** Begin Dataset records **

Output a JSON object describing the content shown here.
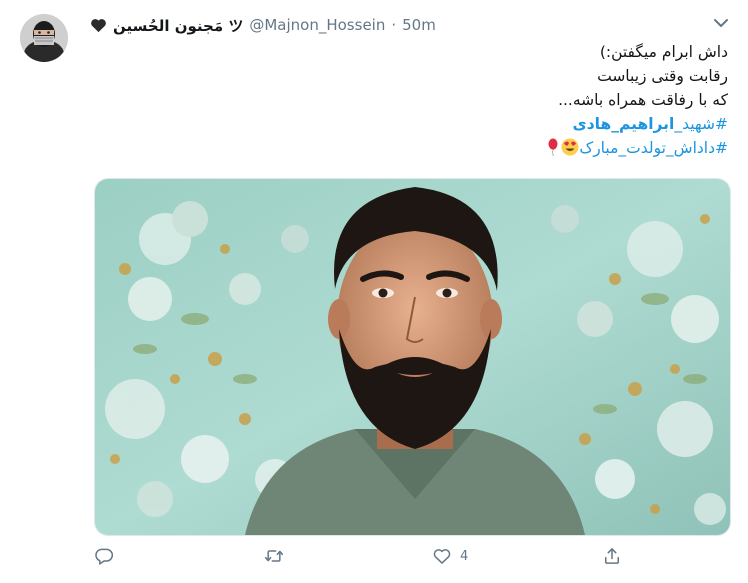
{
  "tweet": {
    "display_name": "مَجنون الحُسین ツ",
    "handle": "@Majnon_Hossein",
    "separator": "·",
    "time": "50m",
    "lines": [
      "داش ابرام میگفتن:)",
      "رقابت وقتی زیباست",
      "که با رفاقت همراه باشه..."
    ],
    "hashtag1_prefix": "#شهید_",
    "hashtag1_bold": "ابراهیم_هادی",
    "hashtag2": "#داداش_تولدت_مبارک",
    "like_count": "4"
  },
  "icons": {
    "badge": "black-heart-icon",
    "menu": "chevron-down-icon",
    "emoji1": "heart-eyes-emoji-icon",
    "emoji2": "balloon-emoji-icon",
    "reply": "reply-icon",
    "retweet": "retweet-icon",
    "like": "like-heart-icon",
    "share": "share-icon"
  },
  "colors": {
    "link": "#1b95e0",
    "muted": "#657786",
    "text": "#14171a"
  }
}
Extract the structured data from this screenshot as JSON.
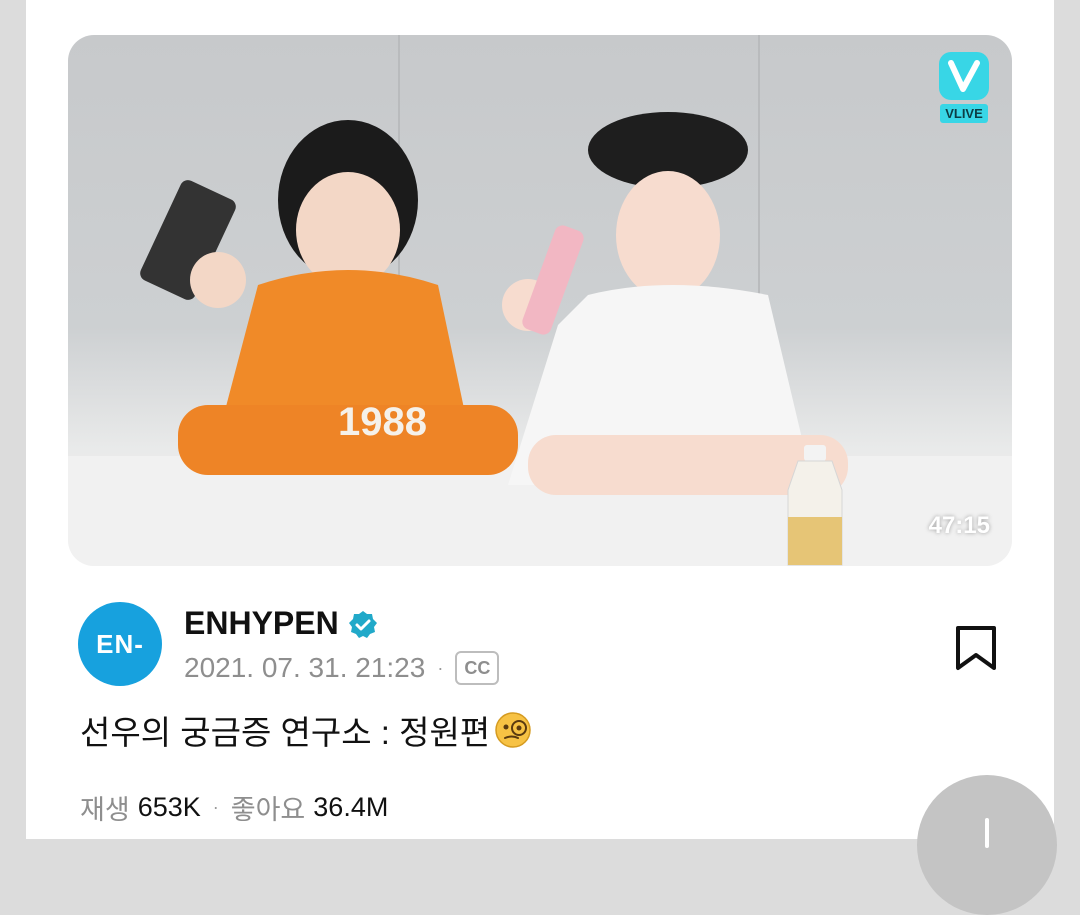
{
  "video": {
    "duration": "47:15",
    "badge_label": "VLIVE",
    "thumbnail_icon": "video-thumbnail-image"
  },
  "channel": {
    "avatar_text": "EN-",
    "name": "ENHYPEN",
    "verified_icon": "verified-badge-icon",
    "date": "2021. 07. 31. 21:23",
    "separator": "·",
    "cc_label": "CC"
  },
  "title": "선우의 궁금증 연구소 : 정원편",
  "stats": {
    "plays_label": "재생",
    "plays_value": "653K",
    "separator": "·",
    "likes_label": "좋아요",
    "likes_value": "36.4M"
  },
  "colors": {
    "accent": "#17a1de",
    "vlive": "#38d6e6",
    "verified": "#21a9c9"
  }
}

** End Dataset records **

▶ Description of the task
Find the lines with the string "verified" and reproduce them.

▶ Exercise result
    "verified_icon": "verified-badge-icon",
    "verified": "#21a9c9"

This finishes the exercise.